■ **TO DO**: Copy out the records precisely, omitting pictures.
** START RECORDS SHOWN **
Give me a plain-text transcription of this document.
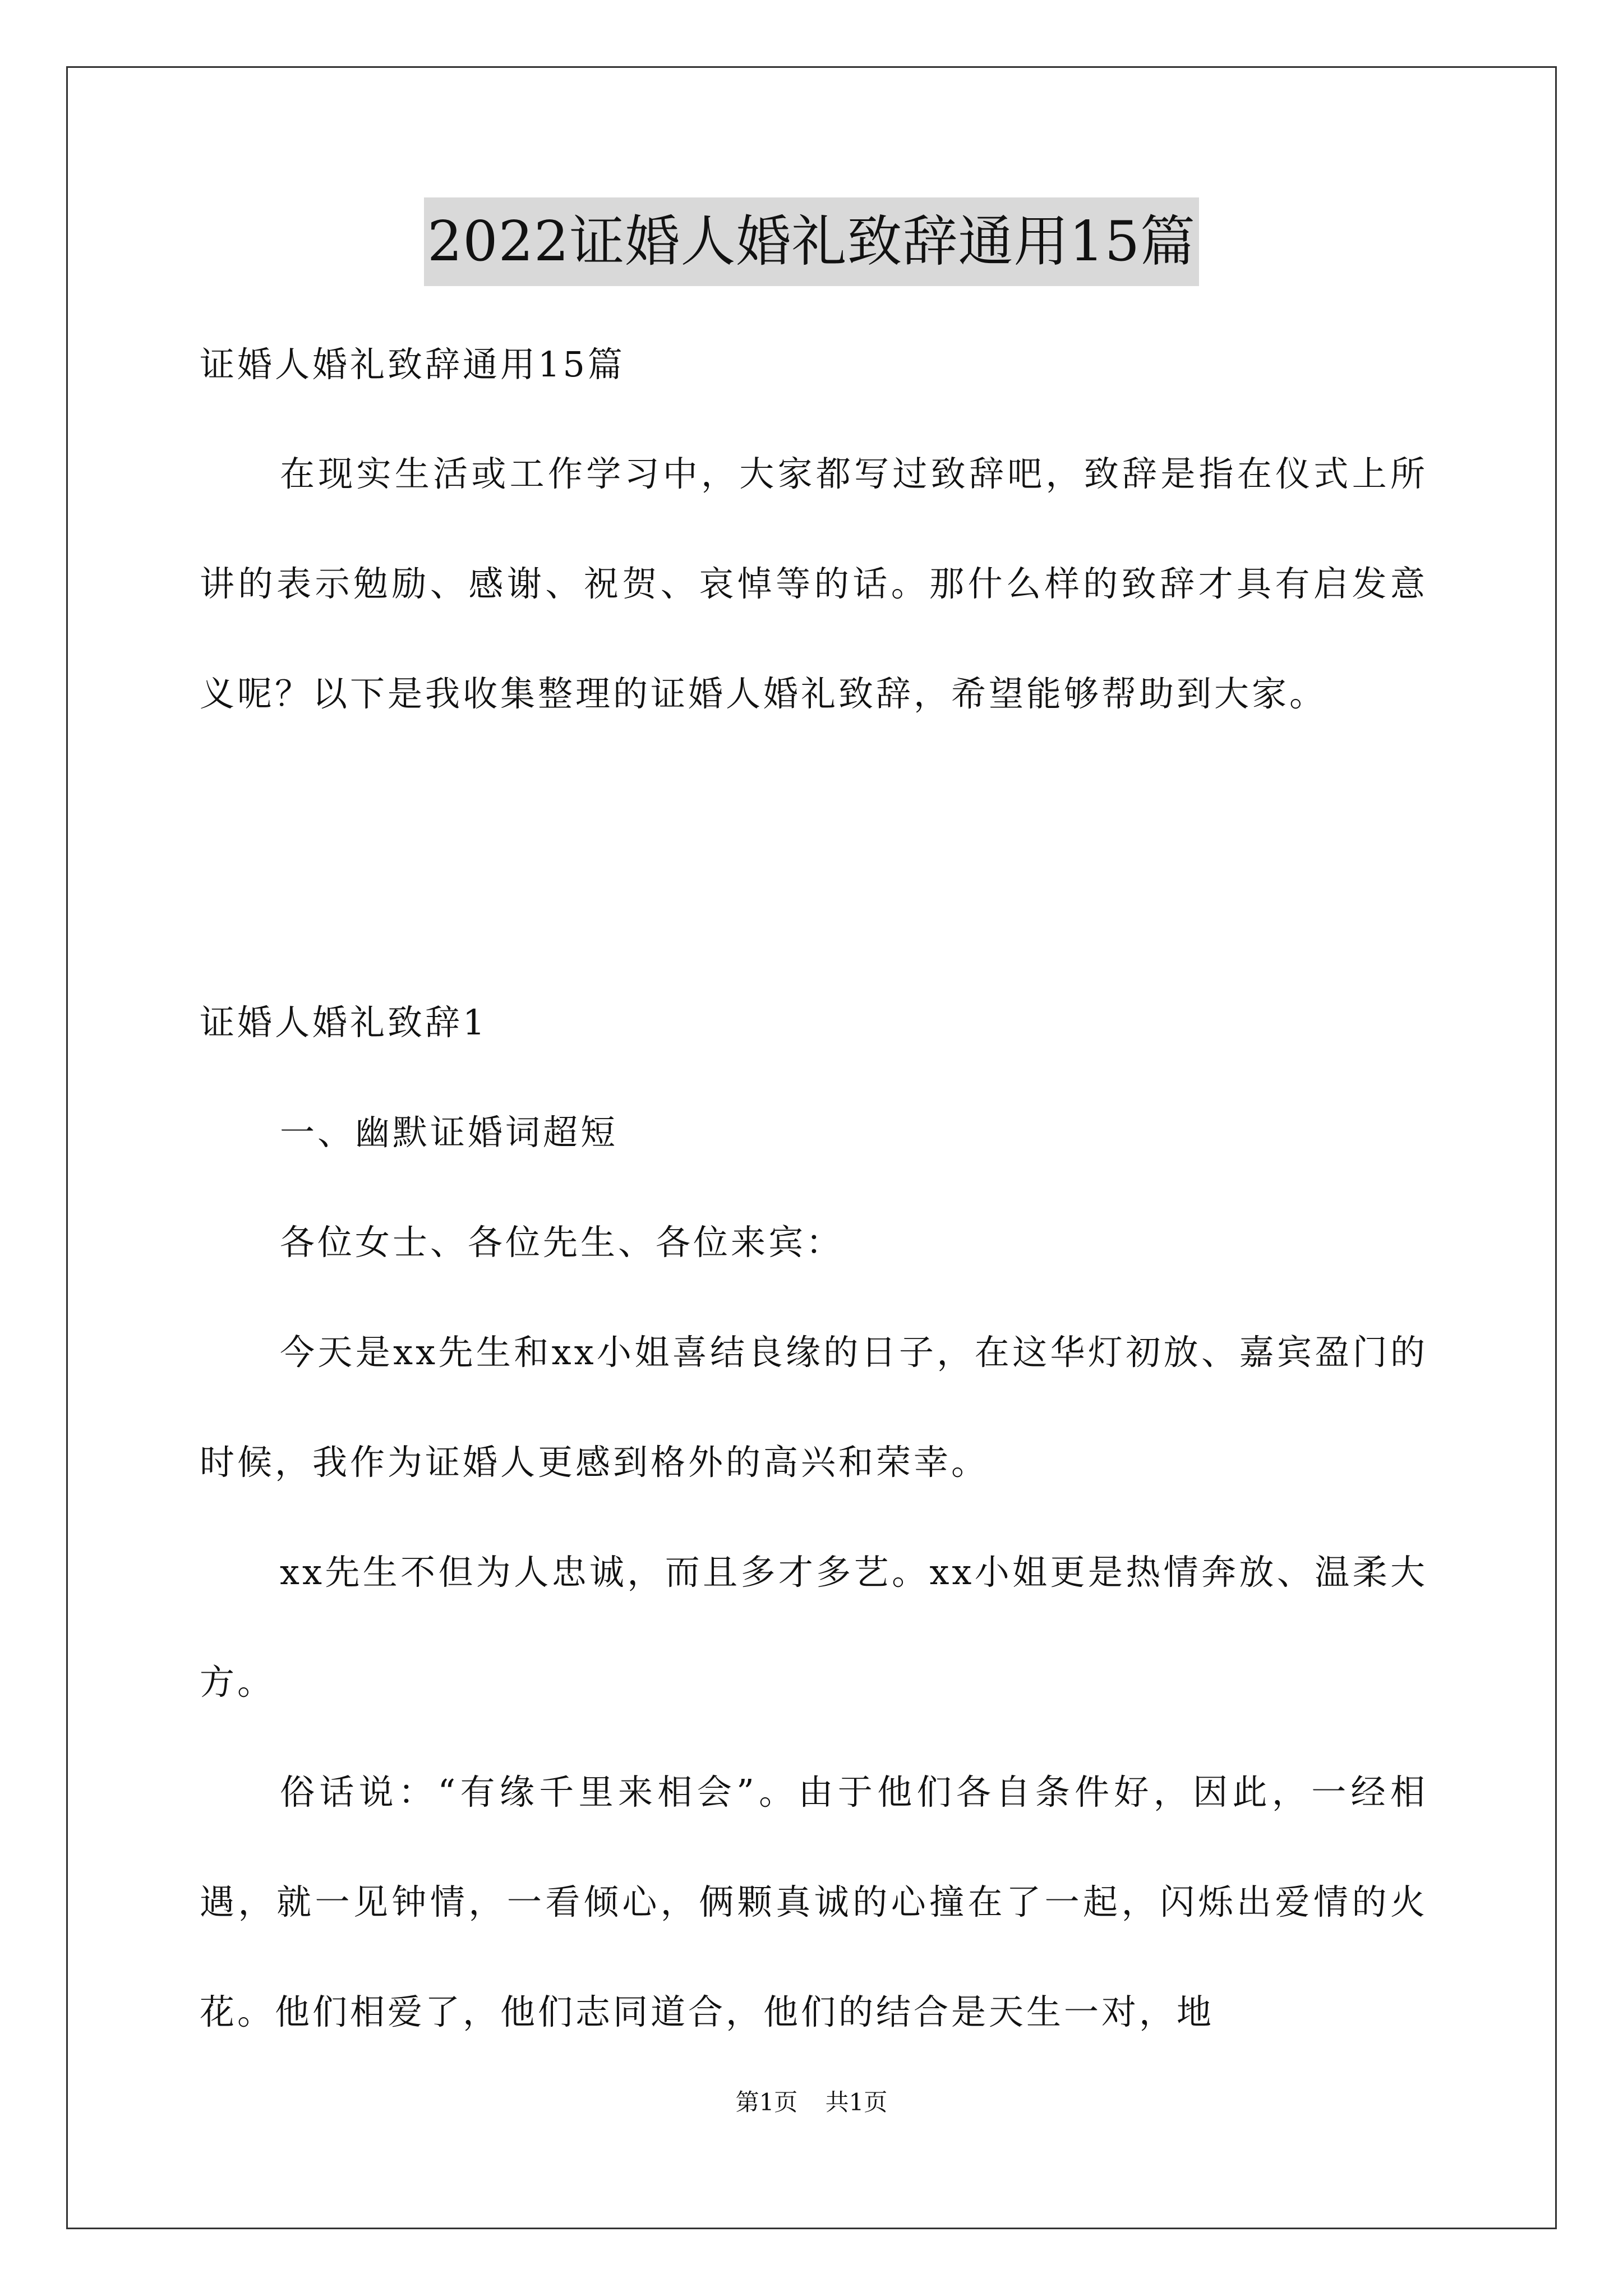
2022证婚人婚礼致辞通用15篇

证婚人婚礼致辞通用15篇

在现实生活或工作学习中，大家都写过致辞吧，致辞是指在仪式上所讲的表示勉励、感谢、祝贺、哀悼等的话。那什么样的致辞才具有启发意义呢？以下是我收集整理的证婚人婚礼致辞，希望能够帮助到大家。

证婚人婚礼致辞1

一、幽默证婚词超短

各位女士、各位先生、各位来宾：

今天是xx先生和xx小姐喜结良缘的日子，在这华灯初放、嘉宾盈门的时候，我作为证婚人更感到格外的高兴和荣幸。

xx先生不但为人忠诚，而且多才多艺。xx小姐更是热情奔放、温柔大方。

俗话说：“有缘千里来相会”。由于他们各自条件好，因此，一经相遇，就一见钟情，一看倾心，俩颗真诚的心撞在了一起，闪烁出爱情的火花。他们相爱了，他们志同道合，他们的结合是天生一对，地

第1页 共1页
** END RECORDS SHOWN **
■ **PROBLEM SOLUTION**:
Give me a plain-text transcription of this document.
2022证婚人婚礼致辞通用15篇

证婚人婚礼致辞通用15篇

在现实生活或工作学习中，大家都写过致辞吧，致辞是指在仪式上所讲的表示勉励、感谢、祝贺、哀悼等的话。那什么样的致辞才具有启发意义呢？以下是我收集整理的证婚人婚礼致辞，希望能够帮助到大家。

证婚人婚礼致辞1

一、幽默证婚词超短

各位女士、各位先生、各位来宾：

今天是xx先生和xx小姐喜结良缘的日子，在这华灯初放、嘉宾盈门的时候，我作为证婚人更感到格外的高兴和荣幸。

xx先生不但为人忠诚，而且多才多艺。xx小姐更是热情奔放、温柔大方。

俗话说：“有缘千里来相会”。由于他们各自条件好，因此，一经相遇，就一见钟情，一看倾心，俩颗真诚的心撞在了一起，闪烁出爱情的火花。他们相爱了，他们志同道合，他们的结合是天生一对，地

第1页 共1页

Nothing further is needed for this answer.